WRITTEN REQUEST: Collect every line in the records below that contains the word "label".

DATA SECTION:

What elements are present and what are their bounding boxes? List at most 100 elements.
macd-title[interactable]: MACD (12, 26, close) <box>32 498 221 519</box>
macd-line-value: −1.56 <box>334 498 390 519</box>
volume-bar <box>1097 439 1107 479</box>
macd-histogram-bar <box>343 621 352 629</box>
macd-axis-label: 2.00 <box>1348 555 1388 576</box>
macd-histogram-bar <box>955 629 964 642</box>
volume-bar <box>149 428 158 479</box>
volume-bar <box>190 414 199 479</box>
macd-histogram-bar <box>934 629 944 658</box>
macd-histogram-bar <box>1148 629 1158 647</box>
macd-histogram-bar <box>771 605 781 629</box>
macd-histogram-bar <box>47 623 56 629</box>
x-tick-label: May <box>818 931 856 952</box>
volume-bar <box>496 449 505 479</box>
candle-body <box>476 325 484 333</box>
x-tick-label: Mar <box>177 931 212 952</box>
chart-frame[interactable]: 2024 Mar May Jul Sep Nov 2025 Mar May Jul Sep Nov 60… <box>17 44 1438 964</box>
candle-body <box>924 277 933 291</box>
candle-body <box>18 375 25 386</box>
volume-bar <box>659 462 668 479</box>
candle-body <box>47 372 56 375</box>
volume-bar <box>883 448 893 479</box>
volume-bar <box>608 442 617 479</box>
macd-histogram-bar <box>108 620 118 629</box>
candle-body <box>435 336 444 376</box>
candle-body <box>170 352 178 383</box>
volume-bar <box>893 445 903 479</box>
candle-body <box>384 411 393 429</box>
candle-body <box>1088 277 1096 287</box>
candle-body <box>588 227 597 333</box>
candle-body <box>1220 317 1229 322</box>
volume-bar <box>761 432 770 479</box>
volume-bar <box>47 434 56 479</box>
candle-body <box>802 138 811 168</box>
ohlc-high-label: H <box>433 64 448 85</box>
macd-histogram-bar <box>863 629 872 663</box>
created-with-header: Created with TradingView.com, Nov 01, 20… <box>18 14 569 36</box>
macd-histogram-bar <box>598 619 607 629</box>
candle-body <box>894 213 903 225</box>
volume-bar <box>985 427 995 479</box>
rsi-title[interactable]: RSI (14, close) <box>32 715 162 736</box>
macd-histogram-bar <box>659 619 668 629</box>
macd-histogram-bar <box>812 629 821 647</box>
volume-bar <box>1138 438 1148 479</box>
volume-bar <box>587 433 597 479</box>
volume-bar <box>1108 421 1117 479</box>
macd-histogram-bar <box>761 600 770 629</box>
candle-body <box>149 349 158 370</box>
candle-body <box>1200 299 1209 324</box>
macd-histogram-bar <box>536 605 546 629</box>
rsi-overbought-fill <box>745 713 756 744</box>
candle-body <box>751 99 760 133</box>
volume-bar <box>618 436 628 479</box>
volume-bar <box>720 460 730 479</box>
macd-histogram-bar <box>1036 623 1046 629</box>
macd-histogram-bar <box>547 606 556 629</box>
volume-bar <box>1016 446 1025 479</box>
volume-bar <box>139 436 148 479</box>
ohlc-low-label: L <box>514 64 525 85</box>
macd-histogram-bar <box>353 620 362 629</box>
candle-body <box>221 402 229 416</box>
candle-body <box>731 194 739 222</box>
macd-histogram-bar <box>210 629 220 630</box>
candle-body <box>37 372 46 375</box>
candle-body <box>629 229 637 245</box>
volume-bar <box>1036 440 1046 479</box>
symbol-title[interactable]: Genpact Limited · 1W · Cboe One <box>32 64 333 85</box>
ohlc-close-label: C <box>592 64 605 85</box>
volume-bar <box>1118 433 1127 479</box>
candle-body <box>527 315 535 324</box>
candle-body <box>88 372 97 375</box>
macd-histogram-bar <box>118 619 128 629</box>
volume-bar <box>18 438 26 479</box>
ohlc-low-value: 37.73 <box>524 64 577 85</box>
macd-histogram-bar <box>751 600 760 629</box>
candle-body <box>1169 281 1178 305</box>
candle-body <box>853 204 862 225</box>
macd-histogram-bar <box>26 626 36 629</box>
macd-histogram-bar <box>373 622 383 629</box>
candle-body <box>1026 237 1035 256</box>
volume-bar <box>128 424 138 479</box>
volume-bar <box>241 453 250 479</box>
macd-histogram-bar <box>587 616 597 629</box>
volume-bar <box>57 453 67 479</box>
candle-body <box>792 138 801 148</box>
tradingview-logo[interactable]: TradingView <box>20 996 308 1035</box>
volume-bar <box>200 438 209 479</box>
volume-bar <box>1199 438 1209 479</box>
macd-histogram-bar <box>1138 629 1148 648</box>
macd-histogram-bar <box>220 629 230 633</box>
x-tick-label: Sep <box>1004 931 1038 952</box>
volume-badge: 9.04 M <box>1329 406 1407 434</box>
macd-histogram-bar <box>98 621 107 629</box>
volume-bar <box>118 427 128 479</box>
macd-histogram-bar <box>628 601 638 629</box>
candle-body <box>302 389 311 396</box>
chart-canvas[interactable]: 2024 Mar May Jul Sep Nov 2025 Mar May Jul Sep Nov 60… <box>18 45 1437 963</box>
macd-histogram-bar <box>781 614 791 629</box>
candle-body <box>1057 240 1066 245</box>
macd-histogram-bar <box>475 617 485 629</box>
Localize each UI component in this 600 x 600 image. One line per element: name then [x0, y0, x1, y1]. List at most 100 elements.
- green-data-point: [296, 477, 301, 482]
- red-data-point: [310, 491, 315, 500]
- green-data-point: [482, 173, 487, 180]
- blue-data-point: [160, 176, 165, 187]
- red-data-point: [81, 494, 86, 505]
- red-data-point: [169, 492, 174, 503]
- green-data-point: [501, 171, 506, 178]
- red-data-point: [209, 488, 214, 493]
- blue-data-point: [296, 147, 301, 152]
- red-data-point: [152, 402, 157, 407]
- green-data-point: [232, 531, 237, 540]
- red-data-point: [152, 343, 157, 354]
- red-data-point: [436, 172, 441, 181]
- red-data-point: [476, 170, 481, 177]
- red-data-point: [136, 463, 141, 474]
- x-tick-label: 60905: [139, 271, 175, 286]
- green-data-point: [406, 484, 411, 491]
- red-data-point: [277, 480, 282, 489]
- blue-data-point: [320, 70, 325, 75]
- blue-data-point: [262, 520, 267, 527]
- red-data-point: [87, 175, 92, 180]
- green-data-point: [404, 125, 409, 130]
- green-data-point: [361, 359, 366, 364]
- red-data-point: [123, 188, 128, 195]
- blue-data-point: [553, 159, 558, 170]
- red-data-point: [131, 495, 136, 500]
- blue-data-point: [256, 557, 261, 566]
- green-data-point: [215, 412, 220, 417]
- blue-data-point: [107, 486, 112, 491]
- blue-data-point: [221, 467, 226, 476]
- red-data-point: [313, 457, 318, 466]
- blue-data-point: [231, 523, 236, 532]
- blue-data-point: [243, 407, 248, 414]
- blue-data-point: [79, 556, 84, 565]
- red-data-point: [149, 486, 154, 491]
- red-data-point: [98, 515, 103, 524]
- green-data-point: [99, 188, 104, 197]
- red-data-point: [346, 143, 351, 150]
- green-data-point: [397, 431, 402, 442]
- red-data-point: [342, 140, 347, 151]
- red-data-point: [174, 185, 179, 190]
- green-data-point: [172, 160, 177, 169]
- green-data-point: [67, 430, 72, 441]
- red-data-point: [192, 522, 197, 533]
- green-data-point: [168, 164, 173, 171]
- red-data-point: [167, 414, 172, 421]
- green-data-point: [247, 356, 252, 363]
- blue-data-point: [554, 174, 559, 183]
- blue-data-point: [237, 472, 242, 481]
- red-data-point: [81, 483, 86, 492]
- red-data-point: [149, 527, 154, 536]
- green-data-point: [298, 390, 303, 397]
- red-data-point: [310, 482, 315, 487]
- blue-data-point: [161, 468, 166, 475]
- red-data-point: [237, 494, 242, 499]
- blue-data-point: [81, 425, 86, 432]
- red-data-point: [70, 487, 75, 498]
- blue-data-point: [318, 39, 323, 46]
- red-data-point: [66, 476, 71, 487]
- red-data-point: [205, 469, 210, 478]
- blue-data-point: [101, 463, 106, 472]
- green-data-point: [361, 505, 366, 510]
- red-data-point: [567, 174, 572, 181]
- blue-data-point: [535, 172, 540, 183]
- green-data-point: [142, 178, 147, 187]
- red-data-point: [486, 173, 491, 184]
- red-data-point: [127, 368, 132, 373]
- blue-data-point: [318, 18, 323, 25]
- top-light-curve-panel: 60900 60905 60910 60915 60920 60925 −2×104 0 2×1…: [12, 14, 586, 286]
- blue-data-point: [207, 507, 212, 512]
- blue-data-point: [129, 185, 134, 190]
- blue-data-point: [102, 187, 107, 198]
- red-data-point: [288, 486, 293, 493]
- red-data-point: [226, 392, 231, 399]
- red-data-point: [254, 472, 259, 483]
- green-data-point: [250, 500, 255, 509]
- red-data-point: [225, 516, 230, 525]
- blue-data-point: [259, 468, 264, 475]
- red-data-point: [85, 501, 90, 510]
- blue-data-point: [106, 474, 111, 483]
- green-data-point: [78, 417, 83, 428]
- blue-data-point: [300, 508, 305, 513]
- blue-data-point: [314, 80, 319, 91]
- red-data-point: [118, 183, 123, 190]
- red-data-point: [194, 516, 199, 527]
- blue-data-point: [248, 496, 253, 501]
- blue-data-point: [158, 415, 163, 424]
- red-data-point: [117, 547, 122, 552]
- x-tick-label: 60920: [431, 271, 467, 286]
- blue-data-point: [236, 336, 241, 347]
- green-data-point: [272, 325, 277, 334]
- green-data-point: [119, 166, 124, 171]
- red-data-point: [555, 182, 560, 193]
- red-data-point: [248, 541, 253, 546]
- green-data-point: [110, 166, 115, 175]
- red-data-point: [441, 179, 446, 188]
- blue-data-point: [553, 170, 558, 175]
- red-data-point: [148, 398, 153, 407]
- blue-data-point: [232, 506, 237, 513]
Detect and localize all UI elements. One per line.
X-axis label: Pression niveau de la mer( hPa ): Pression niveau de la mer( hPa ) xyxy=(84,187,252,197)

ANSWER TO THE EXERCISE:
macd-axis-label: 2.00 <box>1348 555 1388 576</box>
x-tick-label: May <box>818 931 856 952</box>
x-tick-label: Mar <box>177 931 212 952</box>
ohlc-high-label: H <box>433 64 448 85</box>
ohlc-low-label: L <box>514 64 525 85</box>
ohlc-close-label: C <box>592 64 605 85</box>
x-tick-label: Sep <box>1004 931 1038 952</box>
- x-tick-label: 60905: [139, 271, 175, 286]
- x-tick-label: 60920: [431, 271, 467, 286]
X-axis label: Pression niveau de la mer( hPa ): Pression niveau de la mer( hPa ) xyxy=(84,187,252,197)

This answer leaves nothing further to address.